- [DESCRIPTION OF THE TASK]:
Each record below should appear again exactly as written.

%%

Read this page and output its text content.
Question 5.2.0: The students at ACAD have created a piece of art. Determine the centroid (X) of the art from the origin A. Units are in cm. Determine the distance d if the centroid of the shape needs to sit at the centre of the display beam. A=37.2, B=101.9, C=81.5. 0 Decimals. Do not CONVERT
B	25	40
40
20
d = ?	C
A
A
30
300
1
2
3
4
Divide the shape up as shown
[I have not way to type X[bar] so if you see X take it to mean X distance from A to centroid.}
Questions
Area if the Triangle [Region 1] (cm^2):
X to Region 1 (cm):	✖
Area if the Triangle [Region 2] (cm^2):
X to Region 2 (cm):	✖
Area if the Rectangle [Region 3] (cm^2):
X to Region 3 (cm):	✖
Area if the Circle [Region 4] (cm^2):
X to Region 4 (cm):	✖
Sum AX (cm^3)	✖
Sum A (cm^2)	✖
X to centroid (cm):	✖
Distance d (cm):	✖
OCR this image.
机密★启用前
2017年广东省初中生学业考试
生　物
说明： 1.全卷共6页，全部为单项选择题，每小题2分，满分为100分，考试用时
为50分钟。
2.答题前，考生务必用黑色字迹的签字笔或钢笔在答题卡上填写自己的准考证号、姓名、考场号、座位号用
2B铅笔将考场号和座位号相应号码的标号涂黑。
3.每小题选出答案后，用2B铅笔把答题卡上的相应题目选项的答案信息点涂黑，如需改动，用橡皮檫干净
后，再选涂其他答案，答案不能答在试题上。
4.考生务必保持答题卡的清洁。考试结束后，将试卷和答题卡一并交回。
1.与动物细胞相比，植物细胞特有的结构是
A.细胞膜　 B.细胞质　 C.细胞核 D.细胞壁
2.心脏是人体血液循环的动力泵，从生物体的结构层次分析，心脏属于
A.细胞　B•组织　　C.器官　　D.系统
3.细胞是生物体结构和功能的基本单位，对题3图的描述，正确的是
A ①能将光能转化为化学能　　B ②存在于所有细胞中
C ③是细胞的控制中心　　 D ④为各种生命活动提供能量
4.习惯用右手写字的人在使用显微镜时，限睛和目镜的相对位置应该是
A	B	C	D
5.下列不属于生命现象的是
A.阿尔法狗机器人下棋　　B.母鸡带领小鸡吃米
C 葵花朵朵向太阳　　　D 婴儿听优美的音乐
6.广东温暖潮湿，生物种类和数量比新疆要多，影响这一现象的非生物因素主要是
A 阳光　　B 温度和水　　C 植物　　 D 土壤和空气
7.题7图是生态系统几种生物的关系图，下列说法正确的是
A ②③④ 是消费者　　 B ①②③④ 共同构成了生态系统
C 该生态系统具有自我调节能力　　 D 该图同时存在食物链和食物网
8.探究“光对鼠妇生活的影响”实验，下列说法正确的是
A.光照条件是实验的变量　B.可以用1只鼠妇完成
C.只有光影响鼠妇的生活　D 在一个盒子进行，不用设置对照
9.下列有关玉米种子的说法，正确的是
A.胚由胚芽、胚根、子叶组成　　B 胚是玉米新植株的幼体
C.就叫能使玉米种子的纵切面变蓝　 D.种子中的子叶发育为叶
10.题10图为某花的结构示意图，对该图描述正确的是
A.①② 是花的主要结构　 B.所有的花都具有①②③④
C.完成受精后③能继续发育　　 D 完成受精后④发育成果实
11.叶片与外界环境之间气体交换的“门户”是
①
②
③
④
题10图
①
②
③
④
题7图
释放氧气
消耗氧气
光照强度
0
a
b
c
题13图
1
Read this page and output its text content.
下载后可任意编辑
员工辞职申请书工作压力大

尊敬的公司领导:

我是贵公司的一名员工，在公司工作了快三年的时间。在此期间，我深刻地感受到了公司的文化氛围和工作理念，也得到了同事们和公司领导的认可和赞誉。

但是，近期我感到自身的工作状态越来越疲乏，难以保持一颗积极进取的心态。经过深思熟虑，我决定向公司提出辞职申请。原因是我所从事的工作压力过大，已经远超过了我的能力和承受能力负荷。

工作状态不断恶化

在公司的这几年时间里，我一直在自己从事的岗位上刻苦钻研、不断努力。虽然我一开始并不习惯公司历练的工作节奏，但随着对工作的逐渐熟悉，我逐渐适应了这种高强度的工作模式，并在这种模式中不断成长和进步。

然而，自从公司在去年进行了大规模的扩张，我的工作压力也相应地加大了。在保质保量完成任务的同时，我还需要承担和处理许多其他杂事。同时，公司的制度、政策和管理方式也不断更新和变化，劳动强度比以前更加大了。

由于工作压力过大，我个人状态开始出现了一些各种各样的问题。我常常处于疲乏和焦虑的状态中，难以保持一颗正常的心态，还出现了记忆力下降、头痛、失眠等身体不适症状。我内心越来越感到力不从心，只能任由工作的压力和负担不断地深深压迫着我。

%%

- [IN RESPONSE]:
Read this page and output its text content.
Question 5.2.0: The students at ACAD have created a piece of art. Determine the centroid (X) of the art from the origin A. Units are in cm. Determine the distance d if the centroid of the shape needs to sit at the centre of the display beam. A=37.2, B=101.9, C=81.5. 0 Decimals. Do not CONVERT
B	25	40
40
20
d = ?	C
A
A
30
300
1
2
3
4
Divide the shape up as shown
[I have not way to type X[bar] so if you see X take it to mean X distance from A to centroid.}
Questions
Area if the Triangle [Region 1] (cm^2):
X to Region 1 (cm):	✖
Area if the Triangle [Region 2] (cm^2):
X to Region 2 (cm):	✖
Area if the Rectangle [Region 3] (cm^2):
X to Region 3 (cm):	✖
Area if the Circle [Region 4] (cm^2):
X to Region 4 (cm):	✖
Sum AX (cm^3)	✖
Sum A (cm^2)	✖
X to centroid (cm):	✖
Distance d (cm):	✖
OCR this image.
机密★启用前
2017年广东省初中生学业考试
生　物
说明： 1.全卷共6页，全部为单项选择题，每小题2分，满分为100分，考试用时
为50分钟。
2.答题前，考生务必用黑色字迹的签字笔或钢笔在答题卡上填写自己的准考证号、姓名、考场号、座位号用
2B铅笔将考场号和座位号相应号码的标号涂黑。
3.每小题选出答案后，用2B铅笔把答题卡上的相应题目选项的答案信息点涂黑，如需改动，用橡皮檫干净
后，再选涂其他答案，答案不能答在试题上。
4.考生务必保持答题卡的清洁。考试结束后，将试卷和答题卡一并交回。
1.与动物细胞相比，植物细胞特有的结构是
A.细胞膜　 B.细胞质　 C.细胞核 D.细胞壁
2.心脏是人体血液循环的动力泵，从生物体的结构层次分析，心脏属于
A.细胞　B•组织　　C.器官　　D.系统
3.细胞是生物体结构和功能的基本单位，对题3图的描述，正确的是
A ①能将光能转化为化学能　　B ②存在于所有细胞中
C ③是细胞的控制中心　　 D ④为各种生命活动提供能量
4.习惯用右手写字的人在使用显微镜时，限睛和目镜的相对位置应该是
A	B	C	D
5.下列不属于生命现象的是
A.阿尔法狗机器人下棋　　B.母鸡带领小鸡吃米
C 葵花朵朵向太阳　　　D 婴儿听优美的音乐
6.广东温暖潮湿，生物种类和数量比新疆要多，影响这一现象的非生物因素主要是
A 阳光　　B 温度和水　　C 植物　　 D 土壤和空气
7.题7图是生态系统几种生物的关系图，下列说法正确的是
A ②③④ 是消费者　　 B ①②③④ 共同构成了生态系统
C 该生态系统具有自我调节能力　　 D 该图同时存在食物链和食物网
8.探究“光对鼠妇生活的影响”实验，下列说法正确的是
A.光照条件是实验的变量　B.可以用1只鼠妇完成
C.只有光影响鼠妇的生活　D 在一个盒子进行，不用设置对照
9.下列有关玉米种子的说法，正确的是
A.胚由胚芽、胚根、子叶组成　　B 胚是玉米新植株的幼体
C.就叫能使玉米种子的纵切面变蓝　 D.种子中的子叶发育为叶
10.题10图为某花的结构示意图，对该图描述正确的是
A.①② 是花的主要结构　 B.所有的花都具有①②③④
C.完成受精后③能继续发育　　 D 完成受精后④发育成果实
11.叶片与外界环境之间气体交换的“门户”是
①
②
③
④
题10图
①
②
③
④
题7图
释放氧气
消耗氧气
光照强度
0
a
b
c
题13图
1
Read this page and output its text content.
下载后可任意编辑
员工辞职申请书工作压力大

尊敬的公司领导:

我是贵公司的一名员工，在公司工作了快三年的时间。在此期间，我深刻地感受到了公司的文化氛围和工作理念，也得到了同事们和公司领导的认可和赞誉。

但是，近期我感到自身的工作状态越来越疲乏，难以保持一颗积极进取的心态。经过深思熟虑，我决定向公司提出辞职申请。原因是我所从事的工作压力过大，已经远超过了我的能力和承受能力负荷。

工作状态不断恶化

在公司的这几年时间里，我一直在自己从事的岗位上刻苦钻研、不断努力。虽然我一开始并不习惯公司历练的工作节奏，但随着对工作的逐渐熟悉，我逐渐适应了这种高强度的工作模式，并在这种模式中不断成长和进步。

然而，自从公司在去年进行了大规模的扩张，我的工作压力也相应地加大了。在保质保量完成任务的同时，我还需要承担和处理许多其他杂事。同时，公司的制度、政策和管理方式也不断更新和变化，劳动强度比以前更加大了。

由于工作压力过大，我个人状态开始出现了一些各种各样的问题。我常常处于疲乏和焦虑的状态中，难以保持一颗正常的心态，还出现了记忆力下降、头痛、失眠等身体不适症状。我内心越来越感到力不从心，只能任由工作的压力和负担不断地深深压迫着我。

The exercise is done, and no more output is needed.